Sous le premier empire, le Capitaine Neuville (Jean Dujardin) courtise la fraîche Pauline Beaugrand (Noémie Merlant). Alors que Madame Beaugrand (Evelyne Buyle) et Monsieur Beaugrand (Christian Bujeau) sont subjugués par son charme, sa sœur ainée, Elisabeth (Mélanie Laurent), est plus dubitative.

Après avoir dirigé en 2016 Jean Dujardin dans Un Homme à la Hauteur, Laurent Tirard nous offre aujourd’hui, pour notre plus grand plaisir, une comédie pétillante, histoire d’une imposture en costumes d’époque. Les décors sont bien léchés, les costumes, tout passementés pour les soldats, au vaporeux Récamier pour les dames, ondulent dans une folle sarabande. L’histoire est fort banale. Après une promesse de mariage et un départ aux armées, l’homme que tout le monde croit mort réapparaît. Le Retour de Martin Guerre nous a touchés en 1982. Balzac avait déjà évoqué le sujet avec Le Colonel Chabert, "mort" à Eylau en 1807. Mais cet homme qui revient, serait mort en héros grâce à l’épistolaire imagination d’un Cyrano en jupons, Elisabeth. Comme Neuville avait promis à sa fiancée de lui écrire tous les jours, pour sauver celle-ci de son désespoir, Elisabeth avait pris la plume. Mais il n’est nul bon roman, fusse-t’il de lettres, qui ne s’achève. Pour ne pas trop faire souffrir sa sœur chérie, autant faire de Neuville un héros. Mais celui qui débarque au manoir est un gueux couvert de hardes crasseuses. Il a été lâche, poursuivant sa folle imagination, Elisabeth, pourtant droite, sérieuse et honnête, pensant se débarrasser de ce fourbe sans scrupules, va lui donner des aventures dignes d’un Baron de Münchhausen doublé d’un Edmond Dantès. Si elle en fait un héros d'opérette, sa créature va très vite la dépasser et va s’incruster en montant une escroquerie à la Bernard Madoff.

Enregistrements de données:
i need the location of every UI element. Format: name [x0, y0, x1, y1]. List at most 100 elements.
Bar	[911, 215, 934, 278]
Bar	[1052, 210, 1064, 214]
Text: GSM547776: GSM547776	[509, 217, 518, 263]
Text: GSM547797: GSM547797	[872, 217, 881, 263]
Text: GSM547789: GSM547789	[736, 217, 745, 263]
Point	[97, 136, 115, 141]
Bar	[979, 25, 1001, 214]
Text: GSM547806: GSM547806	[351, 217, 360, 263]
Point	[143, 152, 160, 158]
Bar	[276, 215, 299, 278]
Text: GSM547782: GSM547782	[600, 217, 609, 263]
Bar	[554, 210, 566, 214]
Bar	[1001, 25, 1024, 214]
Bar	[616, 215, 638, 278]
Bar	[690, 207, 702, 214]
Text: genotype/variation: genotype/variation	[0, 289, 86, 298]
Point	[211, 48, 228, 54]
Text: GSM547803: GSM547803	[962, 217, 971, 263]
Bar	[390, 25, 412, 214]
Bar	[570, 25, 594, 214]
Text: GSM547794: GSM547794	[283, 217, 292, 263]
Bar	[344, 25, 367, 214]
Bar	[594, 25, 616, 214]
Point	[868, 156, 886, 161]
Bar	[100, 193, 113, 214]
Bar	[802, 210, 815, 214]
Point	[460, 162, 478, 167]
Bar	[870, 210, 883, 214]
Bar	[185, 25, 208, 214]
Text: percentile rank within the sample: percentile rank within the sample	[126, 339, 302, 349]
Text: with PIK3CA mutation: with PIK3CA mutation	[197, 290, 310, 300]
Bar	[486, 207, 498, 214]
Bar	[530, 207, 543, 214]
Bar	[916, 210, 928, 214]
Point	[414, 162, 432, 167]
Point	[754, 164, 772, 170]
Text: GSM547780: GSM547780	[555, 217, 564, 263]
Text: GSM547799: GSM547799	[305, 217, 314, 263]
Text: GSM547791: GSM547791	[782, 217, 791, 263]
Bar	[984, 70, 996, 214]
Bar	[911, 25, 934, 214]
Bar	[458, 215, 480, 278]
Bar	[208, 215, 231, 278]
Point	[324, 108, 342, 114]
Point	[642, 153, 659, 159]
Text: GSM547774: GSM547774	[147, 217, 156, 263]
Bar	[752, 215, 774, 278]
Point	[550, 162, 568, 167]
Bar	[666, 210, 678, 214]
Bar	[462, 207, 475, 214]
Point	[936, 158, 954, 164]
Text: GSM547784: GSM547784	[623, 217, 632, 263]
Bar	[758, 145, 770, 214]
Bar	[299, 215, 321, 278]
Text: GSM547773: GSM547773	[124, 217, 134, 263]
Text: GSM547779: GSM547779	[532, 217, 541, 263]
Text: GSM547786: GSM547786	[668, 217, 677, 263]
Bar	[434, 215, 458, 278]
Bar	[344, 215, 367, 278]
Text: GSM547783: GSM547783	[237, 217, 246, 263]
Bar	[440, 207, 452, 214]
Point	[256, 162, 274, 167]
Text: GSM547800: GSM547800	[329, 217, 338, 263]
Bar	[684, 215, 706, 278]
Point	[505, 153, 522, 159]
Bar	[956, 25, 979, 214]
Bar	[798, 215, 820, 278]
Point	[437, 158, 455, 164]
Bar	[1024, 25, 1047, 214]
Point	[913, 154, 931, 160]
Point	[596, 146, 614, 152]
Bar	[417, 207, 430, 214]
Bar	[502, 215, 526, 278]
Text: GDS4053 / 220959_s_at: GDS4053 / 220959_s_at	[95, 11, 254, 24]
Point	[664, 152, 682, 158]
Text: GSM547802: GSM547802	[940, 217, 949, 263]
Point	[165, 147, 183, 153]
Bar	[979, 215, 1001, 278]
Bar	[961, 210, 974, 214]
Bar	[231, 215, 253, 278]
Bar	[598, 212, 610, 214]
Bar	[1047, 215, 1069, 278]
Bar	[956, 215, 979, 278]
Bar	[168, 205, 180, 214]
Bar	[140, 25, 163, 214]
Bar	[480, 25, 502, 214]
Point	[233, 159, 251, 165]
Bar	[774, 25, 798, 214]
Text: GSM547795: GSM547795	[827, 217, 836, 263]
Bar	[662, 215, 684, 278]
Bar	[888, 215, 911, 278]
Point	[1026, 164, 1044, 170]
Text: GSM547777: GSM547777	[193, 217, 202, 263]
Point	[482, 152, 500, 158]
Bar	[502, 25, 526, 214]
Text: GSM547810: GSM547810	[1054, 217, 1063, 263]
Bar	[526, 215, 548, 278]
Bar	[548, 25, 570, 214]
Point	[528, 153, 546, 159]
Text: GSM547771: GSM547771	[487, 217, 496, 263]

ÉNONCÉ: Dans la critique du film, quel personnage écrit les lettres à Pauline à la place de Neuville ? Ces enregistrements sont tirés d'une autre source.

TÂCHE ACCOMPLIE: Elisabeth, la sœur aînée de Pauline.